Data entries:
================================
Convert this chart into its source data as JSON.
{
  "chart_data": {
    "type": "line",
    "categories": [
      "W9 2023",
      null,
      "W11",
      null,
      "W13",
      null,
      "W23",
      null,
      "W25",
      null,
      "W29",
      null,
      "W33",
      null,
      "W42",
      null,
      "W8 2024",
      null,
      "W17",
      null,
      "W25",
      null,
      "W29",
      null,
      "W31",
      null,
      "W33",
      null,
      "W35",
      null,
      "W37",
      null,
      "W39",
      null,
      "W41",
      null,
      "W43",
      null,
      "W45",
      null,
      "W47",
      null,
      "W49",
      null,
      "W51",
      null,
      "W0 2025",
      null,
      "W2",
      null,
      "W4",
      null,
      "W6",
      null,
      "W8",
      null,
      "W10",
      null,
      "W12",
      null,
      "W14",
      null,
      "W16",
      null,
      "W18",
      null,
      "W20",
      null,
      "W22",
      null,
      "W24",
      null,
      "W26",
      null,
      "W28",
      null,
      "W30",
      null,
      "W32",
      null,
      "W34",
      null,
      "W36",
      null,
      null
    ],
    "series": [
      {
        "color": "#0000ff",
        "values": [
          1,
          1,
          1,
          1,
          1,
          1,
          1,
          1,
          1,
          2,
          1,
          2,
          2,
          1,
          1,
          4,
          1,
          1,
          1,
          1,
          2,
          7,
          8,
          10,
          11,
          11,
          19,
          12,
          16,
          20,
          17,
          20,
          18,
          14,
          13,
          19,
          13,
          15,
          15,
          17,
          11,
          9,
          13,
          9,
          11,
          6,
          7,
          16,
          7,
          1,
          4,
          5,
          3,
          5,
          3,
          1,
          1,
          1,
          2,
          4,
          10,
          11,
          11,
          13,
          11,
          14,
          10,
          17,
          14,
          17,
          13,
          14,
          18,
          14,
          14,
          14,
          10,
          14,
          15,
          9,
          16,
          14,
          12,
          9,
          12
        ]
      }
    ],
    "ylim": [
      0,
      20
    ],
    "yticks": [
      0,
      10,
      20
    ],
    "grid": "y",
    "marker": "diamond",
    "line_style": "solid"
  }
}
================================
Given instruction: Print out all the entries precisely as written.

Output of the task:
Convert this chart into its source data as JSON.
{
  "chart_data": {
    "type": "line",
    "categories": [
      "W9 2023",
      null,
      "W11",
      null,
      "W13",
      null,
      "W23",
      null,
      "W25",
      null,
      "W29",
      null,
      "W33",
      null,
      "W42",
      null,
      "W8 2024",
      null,
      "W17",
      null,
      "W25",
      null,
      "W29",
      null,
      "W31",
      null,
      "W33",
      null,
      "W35",
      null,
      "W37",
      null,
      "W39",
      null,
      "W41",
      null,
      "W43",
      null,
      "W45",
      null,
      "W47",
      null,
      "W49",
      null,
      "W51",
      null,
      "W0 2025",
      null,
      "W2",
      null,
      "W4",
      null,
      "W6",
      null,
      "W8",
      null,
      "W10",
      null,
      "W12",
      null,
      "W14",
      null,
      "W16",
      null,
      "W18",
      null,
      "W20",
      null,
      "W22",
      null,
      "W24",
      null,
      "W26",
      null,
      "W28",
      null,
      "W30",
      null,
      "W32",
      null,
      "W34",
      null,
      "W36",
      null,
      null
    ],
    "series": [
      {
        "color": "#0000ff",
        "values": [
          1,
          1,
          1,
          1,
          1,
          1,
          1,
          1,
          1,
          2,
          1,
          2,
          2,
          1,
          1,
          4,
          1,
          1,
          1,
          1,
          2,
          7,
          8,
          10,
          11,
          11,
          19,
          12,
          16,
          20,
          17,
          20,
          18,
          14,
          13,
          19,
          13,
          15,
          15,
          17,
          11,
          9,
          13,
          9,
          11,
          6,
          7,
          16,
          7,
          1,
          4,
          5,
          3,
          5,
          3,
          1,
          1,
          1,
          2,
          4,
          10,
          11,
          11,
          13,
          11,
          14,
          10,
          17,
          14,
          17,
          13,
          14,
          18,
          14,
          14,
          14,
          10,
          14,
          15,
          9,
          16,
          14,
          12,
          9,
          12
        ]
      }
    ],
    "ylim": [
      0,
      20
    ],
    "yticks": [
      0,
      10,
      20
    ],
    "grid": "y",
    "marker": "diamond",
    "line_style": "solid"
  }
}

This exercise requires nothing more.